──────── Supplied information

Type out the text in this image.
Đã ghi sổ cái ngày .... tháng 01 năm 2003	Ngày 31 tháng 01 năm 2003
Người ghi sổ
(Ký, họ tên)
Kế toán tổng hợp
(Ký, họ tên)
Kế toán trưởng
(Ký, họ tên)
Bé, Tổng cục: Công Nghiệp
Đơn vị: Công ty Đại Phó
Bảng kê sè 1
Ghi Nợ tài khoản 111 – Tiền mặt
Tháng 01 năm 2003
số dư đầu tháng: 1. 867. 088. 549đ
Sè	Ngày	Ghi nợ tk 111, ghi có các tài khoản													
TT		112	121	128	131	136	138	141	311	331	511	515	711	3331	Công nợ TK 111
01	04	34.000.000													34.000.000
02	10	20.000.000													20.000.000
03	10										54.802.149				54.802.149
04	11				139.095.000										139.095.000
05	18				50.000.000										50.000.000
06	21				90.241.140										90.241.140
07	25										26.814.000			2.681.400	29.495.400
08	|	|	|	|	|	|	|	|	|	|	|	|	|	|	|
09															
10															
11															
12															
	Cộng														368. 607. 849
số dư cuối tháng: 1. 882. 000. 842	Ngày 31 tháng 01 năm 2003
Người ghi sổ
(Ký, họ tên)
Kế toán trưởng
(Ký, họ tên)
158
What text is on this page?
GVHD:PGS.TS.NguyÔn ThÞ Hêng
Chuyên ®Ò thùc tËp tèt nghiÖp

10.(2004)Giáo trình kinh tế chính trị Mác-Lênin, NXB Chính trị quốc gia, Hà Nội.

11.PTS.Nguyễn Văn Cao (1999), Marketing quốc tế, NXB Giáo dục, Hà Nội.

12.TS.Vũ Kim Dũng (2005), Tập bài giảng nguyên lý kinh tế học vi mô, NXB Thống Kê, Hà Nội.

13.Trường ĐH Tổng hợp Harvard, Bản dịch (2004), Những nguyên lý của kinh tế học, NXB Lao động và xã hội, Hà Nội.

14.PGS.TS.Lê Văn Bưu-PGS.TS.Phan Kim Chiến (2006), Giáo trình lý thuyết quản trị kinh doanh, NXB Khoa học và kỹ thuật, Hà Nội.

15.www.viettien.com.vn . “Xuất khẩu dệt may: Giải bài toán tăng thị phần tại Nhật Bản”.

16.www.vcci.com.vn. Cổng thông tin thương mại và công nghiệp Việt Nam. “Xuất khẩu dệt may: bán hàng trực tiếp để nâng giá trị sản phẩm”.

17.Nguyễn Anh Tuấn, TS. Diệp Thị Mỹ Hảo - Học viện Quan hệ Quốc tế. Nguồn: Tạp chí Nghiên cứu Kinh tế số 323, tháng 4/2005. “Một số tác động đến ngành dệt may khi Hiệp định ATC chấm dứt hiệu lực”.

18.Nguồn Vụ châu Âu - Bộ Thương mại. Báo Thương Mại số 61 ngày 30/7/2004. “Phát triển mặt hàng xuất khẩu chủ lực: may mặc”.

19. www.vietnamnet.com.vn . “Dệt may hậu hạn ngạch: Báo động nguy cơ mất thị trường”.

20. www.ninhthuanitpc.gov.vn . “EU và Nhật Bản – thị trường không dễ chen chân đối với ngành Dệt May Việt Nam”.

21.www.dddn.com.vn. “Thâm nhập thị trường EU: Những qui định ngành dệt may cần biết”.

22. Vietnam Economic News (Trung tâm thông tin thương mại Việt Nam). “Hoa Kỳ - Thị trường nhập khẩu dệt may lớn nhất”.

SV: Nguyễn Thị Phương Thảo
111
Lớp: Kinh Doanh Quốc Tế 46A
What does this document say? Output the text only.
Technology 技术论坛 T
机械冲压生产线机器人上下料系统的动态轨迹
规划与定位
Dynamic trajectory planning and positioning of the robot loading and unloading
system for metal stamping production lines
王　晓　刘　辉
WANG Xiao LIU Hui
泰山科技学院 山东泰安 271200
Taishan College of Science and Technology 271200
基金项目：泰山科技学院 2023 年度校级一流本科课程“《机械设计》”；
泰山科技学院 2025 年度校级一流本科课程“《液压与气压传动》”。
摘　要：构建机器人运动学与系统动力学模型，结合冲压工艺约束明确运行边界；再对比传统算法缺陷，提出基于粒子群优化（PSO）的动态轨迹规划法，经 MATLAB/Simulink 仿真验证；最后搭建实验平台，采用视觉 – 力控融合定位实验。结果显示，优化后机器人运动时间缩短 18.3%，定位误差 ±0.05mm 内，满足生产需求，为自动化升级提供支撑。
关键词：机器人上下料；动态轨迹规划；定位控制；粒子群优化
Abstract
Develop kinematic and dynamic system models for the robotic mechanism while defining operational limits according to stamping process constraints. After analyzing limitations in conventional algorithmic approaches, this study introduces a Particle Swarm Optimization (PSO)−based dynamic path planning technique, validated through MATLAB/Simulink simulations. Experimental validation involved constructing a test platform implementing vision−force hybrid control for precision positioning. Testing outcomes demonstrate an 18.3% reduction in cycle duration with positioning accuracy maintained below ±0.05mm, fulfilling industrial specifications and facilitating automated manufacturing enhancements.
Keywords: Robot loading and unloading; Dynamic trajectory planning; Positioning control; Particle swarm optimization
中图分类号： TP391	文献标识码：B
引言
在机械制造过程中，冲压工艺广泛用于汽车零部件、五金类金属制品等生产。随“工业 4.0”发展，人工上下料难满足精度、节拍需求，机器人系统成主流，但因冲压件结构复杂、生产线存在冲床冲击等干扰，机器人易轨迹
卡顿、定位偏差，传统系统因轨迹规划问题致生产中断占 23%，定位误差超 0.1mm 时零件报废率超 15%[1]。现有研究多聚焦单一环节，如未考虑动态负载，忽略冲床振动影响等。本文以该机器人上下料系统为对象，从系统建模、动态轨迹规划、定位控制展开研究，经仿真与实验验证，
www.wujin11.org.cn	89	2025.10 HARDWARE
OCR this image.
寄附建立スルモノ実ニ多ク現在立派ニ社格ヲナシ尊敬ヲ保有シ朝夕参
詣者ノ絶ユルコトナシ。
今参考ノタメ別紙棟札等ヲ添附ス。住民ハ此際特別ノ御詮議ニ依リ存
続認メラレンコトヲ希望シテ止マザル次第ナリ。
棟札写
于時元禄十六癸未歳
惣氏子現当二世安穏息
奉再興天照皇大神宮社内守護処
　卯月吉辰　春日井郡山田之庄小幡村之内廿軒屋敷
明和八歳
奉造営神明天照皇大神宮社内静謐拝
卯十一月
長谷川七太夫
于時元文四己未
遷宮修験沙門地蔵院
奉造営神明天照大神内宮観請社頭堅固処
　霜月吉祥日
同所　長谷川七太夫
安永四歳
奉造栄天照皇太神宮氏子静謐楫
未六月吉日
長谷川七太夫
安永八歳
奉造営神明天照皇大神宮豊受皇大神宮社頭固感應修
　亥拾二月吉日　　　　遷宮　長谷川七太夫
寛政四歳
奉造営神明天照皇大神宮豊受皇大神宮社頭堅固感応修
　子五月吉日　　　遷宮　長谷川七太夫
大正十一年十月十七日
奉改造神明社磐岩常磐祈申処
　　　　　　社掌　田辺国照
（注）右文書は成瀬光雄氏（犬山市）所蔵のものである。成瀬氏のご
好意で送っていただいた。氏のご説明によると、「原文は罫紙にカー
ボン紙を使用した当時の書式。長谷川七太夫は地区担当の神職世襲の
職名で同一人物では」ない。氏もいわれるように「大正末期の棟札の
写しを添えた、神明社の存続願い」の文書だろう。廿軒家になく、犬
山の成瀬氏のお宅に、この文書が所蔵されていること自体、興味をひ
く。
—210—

────────────────

• Direction:
Each entry above is to be set down again in exactly the same words.

• Response below:
Type out the text in this image.
Đã ghi sổ cái ngày .... tháng 01 năm 2003	Ngày 31 tháng 01 năm 2003
Người ghi sổ
(Ký, họ tên)
Kế toán tổng hợp
(Ký, họ tên)
Kế toán trưởng
(Ký, họ tên)
Bé, Tổng cục: Công Nghiệp
Đơn vị: Công ty Đại Phó
Bảng kê sè 1
Ghi Nợ tài khoản 111 – Tiền mặt
Tháng 01 năm 2003
số dư đầu tháng: 1. 867. 088. 549đ
Sè	Ngày	Ghi nợ tk 111, ghi có các tài khoản													
TT		112	121	128	131	136	138	141	311	331	511	515	711	3331	Công nợ TK 111
01	04	34.000.000													34.000.000
02	10	20.000.000													20.000.000
03	10										54.802.149				54.802.149
04	11				139.095.000										139.095.000
05	18				50.000.000										50.000.000
06	21				90.241.140										90.241.140
07	25										26.814.000			2.681.400	29.495.400
08	|	|	|	|	|	|	|	|	|	|	|	|	|	|	|
09															
10															
11															
12															
	Cộng														368. 607. 849
số dư cuối tháng: 1. 882. 000. 842	Ngày 31 tháng 01 năm 2003
Người ghi sổ
(Ký, họ tên)
Kế toán trưởng
(Ký, họ tên)
158
What text is on this page?
GVHD:PGS.TS.NguyÔn ThÞ Hêng
Chuyên ®Ò thùc tËp tèt nghiÖp

10.(2004)Giáo trình kinh tế chính trị Mác-Lênin, NXB Chính trị quốc gia, Hà Nội.

11.PTS.Nguyễn Văn Cao (1999), Marketing quốc tế, NXB Giáo dục, Hà Nội.

12.TS.Vũ Kim Dũng (2005), Tập bài giảng nguyên lý kinh tế học vi mô, NXB Thống Kê, Hà Nội.

13.Trường ĐH Tổng hợp Harvard, Bản dịch (2004), Những nguyên lý của kinh tế học, NXB Lao động và xã hội, Hà Nội.

14.PGS.TS.Lê Văn Bưu-PGS.TS.Phan Kim Chiến (2006), Giáo trình lý thuyết quản trị kinh doanh, NXB Khoa học và kỹ thuật, Hà Nội.

15.www.viettien.com.vn . “Xuất khẩu dệt may: Giải bài toán tăng thị phần tại Nhật Bản”.

16.www.vcci.com.vn. Cổng thông tin thương mại và công nghiệp Việt Nam. “Xuất khẩu dệt may: bán hàng trực tiếp để nâng giá trị sản phẩm”.

17.Nguyễn Anh Tuấn, TS. Diệp Thị Mỹ Hảo - Học viện Quan hệ Quốc tế. Nguồn: Tạp chí Nghiên cứu Kinh tế số 323, tháng 4/2005. “Một số tác động đến ngành dệt may khi Hiệp định ATC chấm dứt hiệu lực”.

18.Nguồn Vụ châu Âu - Bộ Thương mại. Báo Thương Mại số 61 ngày 30/7/2004. “Phát triển mặt hàng xuất khẩu chủ lực: may mặc”.

19. www.vietnamnet.com.vn . “Dệt may hậu hạn ngạch: Báo động nguy cơ mất thị trường”.

20. www.ninhthuanitpc.gov.vn . “EU và Nhật Bản – thị trường không dễ chen chân đối với ngành Dệt May Việt Nam”.

21.www.dddn.com.vn. “Thâm nhập thị trường EU: Những qui định ngành dệt may cần biết”.

22. Vietnam Economic News (Trung tâm thông tin thương mại Việt Nam). “Hoa Kỳ - Thị trường nhập khẩu dệt may lớn nhất”.

SV: Nguyễn Thị Phương Thảo
111
Lớp: Kinh Doanh Quốc Tế 46A
What does this document say? Output the text only.
Technology 技术论坛 T
机械冲压生产线机器人上下料系统的动态轨迹
规划与定位
Dynamic trajectory planning and positioning of the robot loading and unloading
system for metal stamping production lines
王　晓　刘　辉
WANG Xiao LIU Hui
泰山科技学院 山东泰安 271200
Taishan College of Science and Technology 271200
基金项目：泰山科技学院 2023 年度校级一流本科课程“《机械设计》”；
泰山科技学院 2025 年度校级一流本科课程“《液压与气压传动》”。
摘　要：构建机器人运动学与系统动力学模型，结合冲压工艺约束明确运行边界；再对比传统算法缺陷，提出基于粒子群优化（PSO）的动态轨迹规划法，经 MATLAB/Simulink 仿真验证；最后搭建实验平台，采用视觉 – 力控融合定位实验。结果显示，优化后机器人运动时间缩短 18.3%，定位误差 ±0.05mm 内，满足生产需求，为自动化升级提供支撑。
关键词：机器人上下料；动态轨迹规划；定位控制；粒子群优化
Abstract
Develop kinematic and dynamic system models for the robotic mechanism while defining operational limits according to stamping process constraints. After analyzing limitations in conventional algorithmic approaches, this study introduces a Particle Swarm Optimization (PSO)−based dynamic path planning technique, validated through MATLAB/Simulink simulations. Experimental validation involved constructing a test platform implementing vision−force hybrid control for precision positioning. Testing outcomes demonstrate an 18.3% reduction in cycle duration with positioning accuracy maintained below ±0.05mm, fulfilling industrial specifications and facilitating automated manufacturing enhancements.
Keywords: Robot loading and unloading; Dynamic trajectory planning; Positioning control; Particle swarm optimization
中图分类号： TP391	文献标识码：B
引言
在机械制造过程中，冲压工艺广泛用于汽车零部件、五金类金属制品等生产。随“工业 4.0”发展，人工上下料难满足精度、节拍需求，机器人系统成主流，但因冲压件结构复杂、生产线存在冲床冲击等干扰，机器人易轨迹
卡顿、定位偏差，传统系统因轨迹规划问题致生产中断占 23%，定位误差超 0.1mm 时零件报废率超 15%[1]。现有研究多聚焦单一环节，如未考虑动态负载，忽略冲床振动影响等。本文以该机器人上下料系统为对象，从系统建模、动态轨迹规划、定位控制展开研究，经仿真与实验验证，
www.wujin11.org.cn	89	2025.10 HARDWARE
OCR this image.
寄附建立スルモノ実ニ多ク現在立派ニ社格ヲナシ尊敬ヲ保有シ朝夕参
詣者ノ絶ユルコトナシ。
今参考ノタメ別紙棟札等ヲ添附ス。住民ハ此際特別ノ御詮議ニ依リ存
続認メラレンコトヲ希望シテ止マザル次第ナリ。
棟札写
于時元禄十六癸未歳
惣氏子現当二世安穏息
奉再興天照皇大神宮社内守護処
　卯月吉辰　春日井郡山田之庄小幡村之内廿軒屋敷
明和八歳
奉造営神明天照皇大神宮社内静謐拝
卯十一月
長谷川七太夫
于時元文四己未
遷宮修験沙門地蔵院
奉造営神明天照大神内宮観請社頭堅固処
　霜月吉祥日
同所　長谷川七太夫
安永四歳
奉造栄天照皇太神宮氏子静謐楫
未六月吉日
長谷川七太夫
安永八歳
奉造営神明天照皇大神宮豊受皇大神宮社頭固感應修
　亥拾二月吉日　　　　遷宮　長谷川七太夫
寛政四歳
奉造営神明天照皇大神宮豊受皇大神宮社頭堅固感応修
　子五月吉日　　　遷宮　長谷川七太夫
大正十一年十月十七日
奉改造神明社磐岩常磐祈申処
　　　　　　社掌　田辺国照
（注）右文書は成瀬光雄氏（犬山市）所蔵のものである。成瀬氏のご
好意で送っていただいた。氏のご説明によると、「原文は罫紙にカー
ボン紙を使用した当時の書式。長谷川七太夫は地区担当の神職世襲の
職名で同一人物では」ない。氏もいわれるように「大正末期の棟札の
写しを添えた、神明社の存続願い」の文書だろう。廿軒家になく、犬
山の成瀬氏のお宅に、この文書が所蔵されていること自体、興味をひ
く。
—210—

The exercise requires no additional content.